▸ **What is asked**: Give the listing again in full, exactly as written.
* start *
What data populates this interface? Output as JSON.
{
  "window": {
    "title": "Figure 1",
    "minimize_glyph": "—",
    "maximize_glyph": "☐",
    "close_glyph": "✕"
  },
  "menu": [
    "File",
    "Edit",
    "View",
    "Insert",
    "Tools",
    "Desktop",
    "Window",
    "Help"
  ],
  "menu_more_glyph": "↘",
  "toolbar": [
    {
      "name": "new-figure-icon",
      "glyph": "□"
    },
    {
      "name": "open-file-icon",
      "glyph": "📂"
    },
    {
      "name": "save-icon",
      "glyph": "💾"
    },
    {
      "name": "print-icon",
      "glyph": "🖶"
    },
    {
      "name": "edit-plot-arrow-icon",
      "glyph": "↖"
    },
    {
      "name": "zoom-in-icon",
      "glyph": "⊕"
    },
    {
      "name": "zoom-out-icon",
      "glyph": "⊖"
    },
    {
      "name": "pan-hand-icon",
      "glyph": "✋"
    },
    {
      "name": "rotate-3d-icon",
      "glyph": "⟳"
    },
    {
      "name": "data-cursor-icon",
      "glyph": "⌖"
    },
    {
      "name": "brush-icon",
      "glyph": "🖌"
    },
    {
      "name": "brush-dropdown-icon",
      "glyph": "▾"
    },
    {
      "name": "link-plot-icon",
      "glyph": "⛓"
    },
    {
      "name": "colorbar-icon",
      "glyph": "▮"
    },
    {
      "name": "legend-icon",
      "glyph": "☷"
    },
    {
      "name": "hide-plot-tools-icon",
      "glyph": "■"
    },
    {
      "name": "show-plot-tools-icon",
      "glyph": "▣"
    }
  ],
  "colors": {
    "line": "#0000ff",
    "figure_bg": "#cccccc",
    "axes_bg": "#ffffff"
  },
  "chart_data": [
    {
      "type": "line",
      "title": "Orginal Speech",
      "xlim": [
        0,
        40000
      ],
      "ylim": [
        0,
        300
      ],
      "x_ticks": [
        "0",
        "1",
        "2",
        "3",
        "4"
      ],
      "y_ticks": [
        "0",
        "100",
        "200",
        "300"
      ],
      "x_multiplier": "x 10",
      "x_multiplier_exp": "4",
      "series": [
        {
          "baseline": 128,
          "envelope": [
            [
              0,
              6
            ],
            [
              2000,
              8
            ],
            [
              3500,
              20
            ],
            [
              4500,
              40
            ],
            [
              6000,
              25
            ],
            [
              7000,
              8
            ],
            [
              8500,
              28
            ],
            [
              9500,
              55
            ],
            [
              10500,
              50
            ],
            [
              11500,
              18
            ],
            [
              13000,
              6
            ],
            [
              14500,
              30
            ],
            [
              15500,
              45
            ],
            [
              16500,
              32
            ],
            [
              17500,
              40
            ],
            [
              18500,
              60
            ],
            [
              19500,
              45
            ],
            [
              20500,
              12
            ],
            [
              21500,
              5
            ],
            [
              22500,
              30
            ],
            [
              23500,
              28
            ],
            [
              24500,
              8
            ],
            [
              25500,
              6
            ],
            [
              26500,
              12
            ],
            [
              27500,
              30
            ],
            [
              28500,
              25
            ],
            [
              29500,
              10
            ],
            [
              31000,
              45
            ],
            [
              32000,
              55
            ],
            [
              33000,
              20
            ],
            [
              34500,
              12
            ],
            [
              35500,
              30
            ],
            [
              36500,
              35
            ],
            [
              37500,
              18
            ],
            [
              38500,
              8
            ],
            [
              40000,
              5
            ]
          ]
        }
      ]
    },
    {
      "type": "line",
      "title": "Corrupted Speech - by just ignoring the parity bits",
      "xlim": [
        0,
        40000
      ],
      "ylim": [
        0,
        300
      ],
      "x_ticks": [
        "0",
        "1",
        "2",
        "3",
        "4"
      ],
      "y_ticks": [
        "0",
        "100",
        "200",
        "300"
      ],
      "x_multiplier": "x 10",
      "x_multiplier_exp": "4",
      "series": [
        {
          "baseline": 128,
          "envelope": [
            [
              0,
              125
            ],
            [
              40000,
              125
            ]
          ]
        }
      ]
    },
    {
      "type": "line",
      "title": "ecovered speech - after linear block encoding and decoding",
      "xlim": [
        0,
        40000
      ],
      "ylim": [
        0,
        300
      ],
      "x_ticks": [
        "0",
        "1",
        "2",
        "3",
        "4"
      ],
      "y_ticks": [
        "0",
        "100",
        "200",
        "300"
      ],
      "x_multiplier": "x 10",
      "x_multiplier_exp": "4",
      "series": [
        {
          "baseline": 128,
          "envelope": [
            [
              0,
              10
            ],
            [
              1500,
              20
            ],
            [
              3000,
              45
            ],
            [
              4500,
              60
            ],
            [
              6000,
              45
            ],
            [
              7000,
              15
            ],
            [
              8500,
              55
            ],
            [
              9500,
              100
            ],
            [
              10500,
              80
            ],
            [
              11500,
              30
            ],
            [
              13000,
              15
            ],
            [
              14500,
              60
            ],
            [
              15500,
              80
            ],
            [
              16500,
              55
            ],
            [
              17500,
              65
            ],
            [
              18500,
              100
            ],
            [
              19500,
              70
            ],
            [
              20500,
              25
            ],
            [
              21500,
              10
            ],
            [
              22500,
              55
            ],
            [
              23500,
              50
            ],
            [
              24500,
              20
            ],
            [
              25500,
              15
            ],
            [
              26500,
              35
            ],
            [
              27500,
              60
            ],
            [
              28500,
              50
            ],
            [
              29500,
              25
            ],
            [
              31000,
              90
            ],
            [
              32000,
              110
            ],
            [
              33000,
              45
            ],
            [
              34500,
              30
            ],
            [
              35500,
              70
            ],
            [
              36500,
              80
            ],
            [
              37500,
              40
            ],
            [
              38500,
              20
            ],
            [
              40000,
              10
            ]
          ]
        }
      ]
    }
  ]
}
* end *
▸ **Right answer**:
What data populates this interface? Output as JSON.
{
  "window": {
    "title": "Figure 1",
    "minimize_glyph": "—",
    "maximize_glyph": "☐",
    "close_glyph": "✕"
  },
  "menu": [
    "File",
    "Edit",
    "View",
    "Insert",
    "Tools",
    "Desktop",
    "Window",
    "Help"
  ],
  "menu_more_glyph": "↘",
  "toolbar": [
    {
      "name": "new-figure-icon",
      "glyph": "□"
    },
    {
      "name": "open-file-icon",
      "glyph": "📂"
    },
    {
      "name": "save-icon",
      "glyph": "💾"
    },
    {
      "name": "print-icon",
      "glyph": "🖶"
    },
    {
      "name": "edit-plot-arrow-icon",
      "glyph": "↖"
    },
    {
      "name": "zoom-in-icon",
      "glyph": "⊕"
    },
    {
      "name": "zoom-out-icon",
      "glyph": "⊖"
    },
    {
      "name": "pan-hand-icon",
      "glyph": "✋"
    },
    {
      "name": "rotate-3d-icon",
      "glyph": "⟳"
    },
    {
      "name": "data-cursor-icon",
      "glyph": "⌖"
    },
    {
      "name": "brush-icon",
      "glyph": "🖌"
    },
    {
      "name": "brush-dropdown-icon",
      "glyph": "▾"
    },
    {
      "name": "link-plot-icon",
      "glyph": "⛓"
    },
    {
      "name": "colorbar-icon",
      "glyph": "▮"
    },
    {
      "name": "legend-icon",
      "glyph": "☷"
    },
    {
      "name": "hide-plot-tools-icon",
      "glyph": "■"
    },
    {
      "name": "show-plot-tools-icon",
      "glyph": "▣"
    }
  ],
  "colors": {
    "line": "#0000ff",
    "figure_bg": "#cccccc",
    "axes_bg": "#ffffff"
  },
  "chart_data": [
    {
      "type": "line",
      "title": "Orginal Speech",
      "xlim": [
        0,
        40000
      ],
      "ylim": [
        0,
        300
      ],
      "x_ticks": [
        "0",
        "1",
        "2",
        "3",
        "4"
      ],
      "y_ticks": [
        "0",
        "100",
        "200",
        "300"
      ],
      "x_multiplier": "x 10",
      "x_multiplier_exp": "4",
      "series": [
        {
          "baseline": 128,
          "envelope": [
            [
              0,
              6
            ],
            [
              2000,
              8
            ],
            [
              3500,
              20
            ],
            [
              4500,
              40
            ],
            [
              6000,
              25
            ],
            [
              7000,
              8
            ],
            [
              8500,
              28
            ],
            [
              9500,
              55
            ],
            [
              10500,
              50
            ],
            [
              11500,
              18
            ],
            [
              13000,
              6
            ],
            [
              14500,
              30
            ],
            [
              15500,
              45
            ],
            [
              16500,
              32
            ],
            [
              17500,
              40
            ],
            [
              18500,
              60
            ],
            [
              19500,
              45
            ],
            [
              20500,
              12
            ],
            [
              21500,
              5
            ],
            [
              22500,
              30
            ],
            [
              23500,
              28
            ],
            [
              24500,
              8
            ],
            [
              25500,
              6
            ],
            [
              26500,
              12
            ],
            [
              27500,
              30
            ],
            [
              28500,
              25
            ],
            [
              29500,
              10
            ],
            [
              31000,
              45
            ],
            [
              32000,
              55
            ],
            [
              33000,
              20
            ],
            [
              34500,
              12
            ],
            [
              35500,
              30
            ],
            [
              36500,
              35
            ],
            [
              37500,
              18
            ],
            [
              38500,
              8
            ],
            [
              40000,
              5
            ]
          ]
        }
      ]
    },
    {
      "type": "line",
      "title": "Corrupted Speech - by just ignoring the parity bits",
      "xlim": [
        0,
        40000
      ],
      "ylim": [
        0,
        300
      ],
      "x_ticks": [
        "0",
        "1",
        "2",
        "3",
        "4"
      ],
      "y_ticks": [
        "0",
        "100",
        "200",
        "300"
      ],
      "x_multiplier": "x 10",
      "x_multiplier_exp": "4",
      "series": [
        {
          "baseline": 128,
          "envelope": [
            [
              0,
              125
            ],
            [
              40000,
              125
            ]
          ]
        }
      ]
    },
    {
      "type": "line",
      "title": "ecovered speech - after linear block encoding and decoding",
      "xlim": [
        0,
        40000
      ],
      "ylim": [
        0,
        300
      ],
      "x_ticks": [
        "0",
        "1",
        "2",
        "3",
        "4"
      ],
      "y_ticks": [
        "0",
        "100",
        "200",
        "300"
      ],
      "x_multiplier": "x 10",
      "x_multiplier_exp": "4",
      "series": [
        {
          "baseline": 128,
          "envelope": [
            [
              0,
              10
            ],
            [
              1500,
              20
            ],
            [
              3000,
              45
            ],
            [
              4500,
              60
            ],
            [
              6000,
              45
            ],
            [
              7000,
              15
            ],
            [
              8500,
              55
            ],
            [
              9500,
              100
            ],
            [
              10500,
              80
            ],
            [
              11500,
              30
            ],
            [
              13000,
              15
            ],
            [
              14500,
              60
            ],
            [
              15500,
              80
            ],
            [
              16500,
              55
            ],
            [
              17500,
              65
            ],
            [
              18500,
              100
            ],
            [
              19500,
              70
            ],
            [
              20500,
              25
            ],
            [
              21500,
              10
            ],
            [
              22500,
              55
            ],
            [
              23500,
              50
            ],
            [
              24500,
              20
            ],
            [
              25500,
              15
            ],
            [
              26500,
              35
            ],
            [
              27500,
              60
            ],
            [
              28500,
              50
            ],
            [
              29500,
              25
            ],
            [
              31000,
              90
            ],
            [
              32000,
              110
            ],
            [
              33000,
              45
            ],
            [
              34500,
              30
            ],
            [
              35500,
              70
            ],
            [
              36500,
              80
            ],
            [
              37500,
              40
            ],
            [
              38500,
              20
            ],
            [
              40000,
              10
            ]
          ]
        }
      ]
    }
  ]
}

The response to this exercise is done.